INSTRUCTIONS TO FOLLOW
Starting at the first line of the entries and going on through the line that contains "message-bubble-outgoing[interactable]: we should", give those lines again with "double-check-read-icon" changed to "read-receipt-icon" and everything else left the same.

-- Start DATA SUPPLIED --

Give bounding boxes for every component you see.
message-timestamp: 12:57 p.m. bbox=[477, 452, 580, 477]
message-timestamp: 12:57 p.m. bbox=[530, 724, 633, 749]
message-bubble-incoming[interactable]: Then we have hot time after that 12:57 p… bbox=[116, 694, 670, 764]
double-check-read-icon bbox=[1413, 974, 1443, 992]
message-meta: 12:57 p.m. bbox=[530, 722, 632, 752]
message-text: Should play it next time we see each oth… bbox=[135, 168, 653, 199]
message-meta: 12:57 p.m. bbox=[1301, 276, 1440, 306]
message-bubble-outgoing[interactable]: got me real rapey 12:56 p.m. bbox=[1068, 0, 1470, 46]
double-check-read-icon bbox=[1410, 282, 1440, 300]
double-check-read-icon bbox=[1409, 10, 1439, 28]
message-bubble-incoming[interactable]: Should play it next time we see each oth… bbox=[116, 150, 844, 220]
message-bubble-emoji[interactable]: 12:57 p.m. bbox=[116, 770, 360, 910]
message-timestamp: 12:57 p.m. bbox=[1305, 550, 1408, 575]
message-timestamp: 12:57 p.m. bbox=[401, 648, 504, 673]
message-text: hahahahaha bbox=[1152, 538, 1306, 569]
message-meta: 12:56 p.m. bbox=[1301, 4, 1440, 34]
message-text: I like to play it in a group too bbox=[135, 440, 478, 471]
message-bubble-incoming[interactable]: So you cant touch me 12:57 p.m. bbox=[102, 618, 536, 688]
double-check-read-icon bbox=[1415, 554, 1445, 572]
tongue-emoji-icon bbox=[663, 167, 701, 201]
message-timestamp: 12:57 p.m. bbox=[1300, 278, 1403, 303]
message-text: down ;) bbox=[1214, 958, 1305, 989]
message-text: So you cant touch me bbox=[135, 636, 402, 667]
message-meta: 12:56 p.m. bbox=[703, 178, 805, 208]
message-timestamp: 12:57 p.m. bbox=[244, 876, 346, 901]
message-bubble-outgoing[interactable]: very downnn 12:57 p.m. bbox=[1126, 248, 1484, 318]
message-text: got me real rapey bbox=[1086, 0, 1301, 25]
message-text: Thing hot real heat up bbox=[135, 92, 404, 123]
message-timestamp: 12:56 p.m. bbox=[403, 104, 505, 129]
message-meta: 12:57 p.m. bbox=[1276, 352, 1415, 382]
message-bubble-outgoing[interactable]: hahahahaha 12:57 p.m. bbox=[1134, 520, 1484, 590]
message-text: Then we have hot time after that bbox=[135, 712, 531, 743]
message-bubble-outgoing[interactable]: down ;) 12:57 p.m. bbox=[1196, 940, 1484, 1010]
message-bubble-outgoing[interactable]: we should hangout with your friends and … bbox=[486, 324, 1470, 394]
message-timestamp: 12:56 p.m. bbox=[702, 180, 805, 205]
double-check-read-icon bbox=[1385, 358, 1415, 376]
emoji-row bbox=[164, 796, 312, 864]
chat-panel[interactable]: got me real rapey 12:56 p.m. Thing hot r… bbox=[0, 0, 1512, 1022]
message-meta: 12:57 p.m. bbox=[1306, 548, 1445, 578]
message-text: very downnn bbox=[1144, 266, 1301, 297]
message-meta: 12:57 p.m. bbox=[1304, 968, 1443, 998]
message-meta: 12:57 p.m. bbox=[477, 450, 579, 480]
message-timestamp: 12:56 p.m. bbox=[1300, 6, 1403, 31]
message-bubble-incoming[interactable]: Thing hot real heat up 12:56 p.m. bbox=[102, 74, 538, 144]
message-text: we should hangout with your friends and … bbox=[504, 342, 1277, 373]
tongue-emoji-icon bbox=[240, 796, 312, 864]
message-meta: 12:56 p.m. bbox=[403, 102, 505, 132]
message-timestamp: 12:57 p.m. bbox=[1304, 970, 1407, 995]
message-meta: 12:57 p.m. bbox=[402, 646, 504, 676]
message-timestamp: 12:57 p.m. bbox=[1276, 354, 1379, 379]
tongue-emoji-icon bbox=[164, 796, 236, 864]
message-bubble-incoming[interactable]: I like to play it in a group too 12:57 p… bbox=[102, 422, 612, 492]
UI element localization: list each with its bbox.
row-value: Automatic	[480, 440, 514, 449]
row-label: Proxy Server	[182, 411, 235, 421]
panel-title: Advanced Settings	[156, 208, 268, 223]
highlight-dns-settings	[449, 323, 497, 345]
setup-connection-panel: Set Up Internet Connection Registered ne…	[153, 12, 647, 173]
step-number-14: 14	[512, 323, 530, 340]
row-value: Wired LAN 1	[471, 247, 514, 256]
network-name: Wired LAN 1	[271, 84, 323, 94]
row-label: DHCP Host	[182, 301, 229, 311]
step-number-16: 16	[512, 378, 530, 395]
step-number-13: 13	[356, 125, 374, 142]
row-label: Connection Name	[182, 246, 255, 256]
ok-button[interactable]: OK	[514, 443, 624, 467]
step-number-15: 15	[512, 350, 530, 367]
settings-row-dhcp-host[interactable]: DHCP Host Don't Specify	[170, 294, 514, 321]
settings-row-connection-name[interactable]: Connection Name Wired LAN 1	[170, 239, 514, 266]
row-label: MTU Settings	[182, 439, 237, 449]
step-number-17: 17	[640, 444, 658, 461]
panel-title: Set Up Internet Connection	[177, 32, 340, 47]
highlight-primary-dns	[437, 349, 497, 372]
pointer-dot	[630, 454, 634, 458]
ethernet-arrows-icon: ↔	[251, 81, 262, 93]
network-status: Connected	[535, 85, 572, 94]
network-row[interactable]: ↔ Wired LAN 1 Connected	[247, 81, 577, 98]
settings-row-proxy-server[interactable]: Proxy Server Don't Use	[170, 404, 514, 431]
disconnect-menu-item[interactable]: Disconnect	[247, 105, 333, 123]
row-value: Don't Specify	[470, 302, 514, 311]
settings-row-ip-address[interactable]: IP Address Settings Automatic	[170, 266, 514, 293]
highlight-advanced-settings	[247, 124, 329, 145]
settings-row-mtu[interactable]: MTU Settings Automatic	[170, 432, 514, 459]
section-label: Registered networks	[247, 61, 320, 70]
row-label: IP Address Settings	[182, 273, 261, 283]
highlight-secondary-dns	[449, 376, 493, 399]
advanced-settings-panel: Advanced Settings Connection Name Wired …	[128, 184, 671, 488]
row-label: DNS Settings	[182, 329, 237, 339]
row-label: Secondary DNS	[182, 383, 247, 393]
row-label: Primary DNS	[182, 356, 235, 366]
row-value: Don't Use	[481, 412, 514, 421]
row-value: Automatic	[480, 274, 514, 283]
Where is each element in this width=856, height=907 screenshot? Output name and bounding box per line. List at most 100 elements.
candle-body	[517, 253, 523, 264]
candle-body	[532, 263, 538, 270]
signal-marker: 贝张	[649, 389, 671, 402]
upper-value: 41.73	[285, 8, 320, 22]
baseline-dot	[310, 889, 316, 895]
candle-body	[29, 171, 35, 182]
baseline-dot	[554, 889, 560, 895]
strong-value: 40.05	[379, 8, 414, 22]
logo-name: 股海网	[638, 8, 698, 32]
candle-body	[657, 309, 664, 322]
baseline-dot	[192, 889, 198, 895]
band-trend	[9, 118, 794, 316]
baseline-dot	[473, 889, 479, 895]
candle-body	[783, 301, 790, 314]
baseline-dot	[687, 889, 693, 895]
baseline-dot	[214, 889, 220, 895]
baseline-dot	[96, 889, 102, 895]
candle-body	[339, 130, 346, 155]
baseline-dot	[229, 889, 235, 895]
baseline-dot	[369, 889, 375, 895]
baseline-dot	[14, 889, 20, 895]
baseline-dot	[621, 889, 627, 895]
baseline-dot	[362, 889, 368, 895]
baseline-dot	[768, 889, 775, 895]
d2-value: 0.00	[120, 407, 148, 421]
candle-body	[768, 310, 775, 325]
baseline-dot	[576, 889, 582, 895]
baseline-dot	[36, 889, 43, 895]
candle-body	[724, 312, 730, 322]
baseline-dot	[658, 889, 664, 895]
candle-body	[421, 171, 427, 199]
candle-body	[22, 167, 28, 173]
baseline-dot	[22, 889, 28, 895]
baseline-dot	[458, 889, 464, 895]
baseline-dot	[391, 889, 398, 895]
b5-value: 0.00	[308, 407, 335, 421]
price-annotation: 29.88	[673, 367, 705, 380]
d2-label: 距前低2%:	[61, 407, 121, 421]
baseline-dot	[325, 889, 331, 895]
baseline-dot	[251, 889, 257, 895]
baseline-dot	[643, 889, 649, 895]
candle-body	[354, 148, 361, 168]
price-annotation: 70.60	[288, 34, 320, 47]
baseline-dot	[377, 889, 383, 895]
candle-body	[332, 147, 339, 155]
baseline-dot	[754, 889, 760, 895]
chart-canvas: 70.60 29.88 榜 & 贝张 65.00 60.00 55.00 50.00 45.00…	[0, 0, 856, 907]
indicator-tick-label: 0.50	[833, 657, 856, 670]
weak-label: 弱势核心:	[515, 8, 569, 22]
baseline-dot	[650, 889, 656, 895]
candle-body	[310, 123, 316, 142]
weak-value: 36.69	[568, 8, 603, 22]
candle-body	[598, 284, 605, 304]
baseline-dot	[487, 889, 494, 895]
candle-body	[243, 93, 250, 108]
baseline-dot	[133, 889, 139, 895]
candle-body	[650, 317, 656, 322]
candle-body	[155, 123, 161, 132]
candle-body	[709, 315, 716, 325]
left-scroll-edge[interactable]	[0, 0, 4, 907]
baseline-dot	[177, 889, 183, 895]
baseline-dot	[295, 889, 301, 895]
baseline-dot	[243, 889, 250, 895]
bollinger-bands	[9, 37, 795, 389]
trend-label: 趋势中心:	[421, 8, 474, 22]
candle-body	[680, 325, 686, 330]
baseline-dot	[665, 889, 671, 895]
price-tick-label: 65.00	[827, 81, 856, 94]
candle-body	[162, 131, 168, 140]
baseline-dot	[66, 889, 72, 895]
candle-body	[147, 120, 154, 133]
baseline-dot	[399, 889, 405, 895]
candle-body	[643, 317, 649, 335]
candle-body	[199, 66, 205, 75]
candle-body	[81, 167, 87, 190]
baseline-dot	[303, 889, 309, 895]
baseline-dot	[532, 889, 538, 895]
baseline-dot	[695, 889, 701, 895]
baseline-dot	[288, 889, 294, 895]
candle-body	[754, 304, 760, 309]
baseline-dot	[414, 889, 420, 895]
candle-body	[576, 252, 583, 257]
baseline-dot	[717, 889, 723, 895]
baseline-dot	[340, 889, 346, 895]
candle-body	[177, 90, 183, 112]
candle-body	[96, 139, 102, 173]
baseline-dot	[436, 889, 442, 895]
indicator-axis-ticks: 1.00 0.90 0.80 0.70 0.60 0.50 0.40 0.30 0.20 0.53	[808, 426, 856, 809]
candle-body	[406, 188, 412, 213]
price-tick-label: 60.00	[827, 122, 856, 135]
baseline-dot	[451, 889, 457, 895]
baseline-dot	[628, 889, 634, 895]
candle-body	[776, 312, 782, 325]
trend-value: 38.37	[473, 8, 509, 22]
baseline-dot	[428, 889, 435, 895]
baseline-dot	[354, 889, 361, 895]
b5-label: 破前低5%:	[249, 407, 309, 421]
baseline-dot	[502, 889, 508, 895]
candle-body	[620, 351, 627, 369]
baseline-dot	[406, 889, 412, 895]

-- End DATA SUPPLIED --

FINAL ANSWER
Give bounding boxes for every component you see.
message-timestamp: 12:57 p.m. bbox=[477, 452, 580, 477]
message-timestamp: 12:57 p.m. bbox=[530, 724, 633, 749]
message-bubble-incoming[interactable]: Then we have hot time after that 12:57 p… bbox=[116, 694, 670, 764]
read-receipt-icon bbox=[1413, 974, 1443, 992]
message-meta: 12:57 p.m. bbox=[530, 722, 632, 752]
message-text: Should play it next time we see each oth… bbox=[135, 168, 653, 199]
message-meta: 12:57 p.m. bbox=[1301, 276, 1440, 306]
message-bubble-outgoing[interactable]: got me real rapey 12:56 p.m. bbox=[1068, 0, 1470, 46]
read-receipt-icon bbox=[1410, 282, 1440, 300]
read-receipt-icon bbox=[1409, 10, 1439, 28]
message-bubble-incoming[interactable]: Should play it next time we see each oth… bbox=[116, 150, 844, 220]
message-bubble-emoji[interactable]: 12:57 p.m. bbox=[116, 770, 360, 910]
message-timestamp: 12:57 p.m. bbox=[1305, 550, 1408, 575]
message-timestamp: 12:57 p.m. bbox=[401, 648, 504, 673]
message-text: hahahahaha bbox=[1152, 538, 1306, 569]
message-meta: 12:56 p.m. bbox=[1301, 4, 1440, 34]
message-text: I like to play it in a group too bbox=[135, 440, 478, 471]
message-bubble-incoming[interactable]: So you cant touch me 12:57 p.m. bbox=[102, 618, 536, 688]
read-receipt-icon bbox=[1415, 554, 1445, 572]
tongue-emoji-icon bbox=[663, 167, 701, 201]
message-timestamp: 12:57 p.m. bbox=[1300, 278, 1403, 303]
message-text: down ;) bbox=[1214, 958, 1305, 989]
message-text: So you cant touch me bbox=[135, 636, 402, 667]
message-meta: 12:56 p.m. bbox=[703, 178, 805, 208]
message-timestamp: 12:57 p.m. bbox=[244, 876, 346, 901]
message-bubble-outgoing[interactable]: very downnn 12:57 p.m. bbox=[1126, 248, 1484, 318]
message-text: got me real rapey bbox=[1086, 0, 1301, 25]
message-text: Thing hot real heat up bbox=[135, 92, 404, 123]
message-timestamp: 12:56 p.m. bbox=[403, 104, 505, 129]
message-meta: 12:57 p.m. bbox=[1276, 352, 1415, 382]
message-bubble-outgoing[interactable]: hahahahaha 12:57 p.m. bbox=[1134, 520, 1484, 590]
message-text: Then we have hot time after that bbox=[135, 712, 531, 743]
message-bubble-outgoing[interactable]: down ;) 12:57 p.m. bbox=[1196, 940, 1484, 1010]
message-bubble-outgoing[interactable]: we should hangout with your friends and … bbox=[486, 324, 1470, 394]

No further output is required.